> _What the exercise asks_: In the material below, identify each line bearing the word "había". Reproduce those lines.

— start of Given data —

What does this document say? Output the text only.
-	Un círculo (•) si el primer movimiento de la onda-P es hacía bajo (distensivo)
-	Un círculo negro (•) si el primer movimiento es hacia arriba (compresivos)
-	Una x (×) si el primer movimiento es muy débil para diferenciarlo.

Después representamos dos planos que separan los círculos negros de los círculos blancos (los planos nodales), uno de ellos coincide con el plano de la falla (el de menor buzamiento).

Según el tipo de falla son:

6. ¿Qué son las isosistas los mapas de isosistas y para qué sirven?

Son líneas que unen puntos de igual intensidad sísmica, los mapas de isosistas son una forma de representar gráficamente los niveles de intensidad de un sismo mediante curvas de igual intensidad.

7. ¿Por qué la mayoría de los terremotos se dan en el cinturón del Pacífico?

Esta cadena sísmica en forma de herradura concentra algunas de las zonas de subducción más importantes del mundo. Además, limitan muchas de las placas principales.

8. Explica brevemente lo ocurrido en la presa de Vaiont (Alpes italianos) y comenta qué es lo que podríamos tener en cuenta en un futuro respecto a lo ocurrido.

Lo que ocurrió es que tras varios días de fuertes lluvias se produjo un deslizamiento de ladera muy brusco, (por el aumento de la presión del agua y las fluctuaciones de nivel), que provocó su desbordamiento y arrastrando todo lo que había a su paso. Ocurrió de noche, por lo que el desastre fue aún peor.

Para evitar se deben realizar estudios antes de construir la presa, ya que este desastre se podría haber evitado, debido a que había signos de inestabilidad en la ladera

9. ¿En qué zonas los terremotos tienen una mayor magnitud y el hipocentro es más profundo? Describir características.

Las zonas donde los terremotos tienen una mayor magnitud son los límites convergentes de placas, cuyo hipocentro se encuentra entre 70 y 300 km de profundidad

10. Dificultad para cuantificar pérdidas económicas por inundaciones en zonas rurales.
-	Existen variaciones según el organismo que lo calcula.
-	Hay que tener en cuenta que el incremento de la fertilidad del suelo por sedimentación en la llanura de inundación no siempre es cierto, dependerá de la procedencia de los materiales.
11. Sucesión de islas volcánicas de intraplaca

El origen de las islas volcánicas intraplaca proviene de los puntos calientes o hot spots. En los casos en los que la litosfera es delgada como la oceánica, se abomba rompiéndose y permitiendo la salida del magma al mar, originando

— end of Given data —

> _Worked answer_:
Lo que ocurrió es que tras varios días de fuertes lluvias se produjo un deslizamiento de ladera muy brusco, (por el aumento de la presión del agua y las fluctuaciones de nivel), que provocó su desbordamiento y arrastrando todo lo que había a su paso. Ocurrió de noche, por lo que el desastre fue aún peor.
Para evitar se deben realizar estudios antes de construir la presa, ya que este desastre se podría haber evitado, debido a que había signos de inestabilidad en la ladera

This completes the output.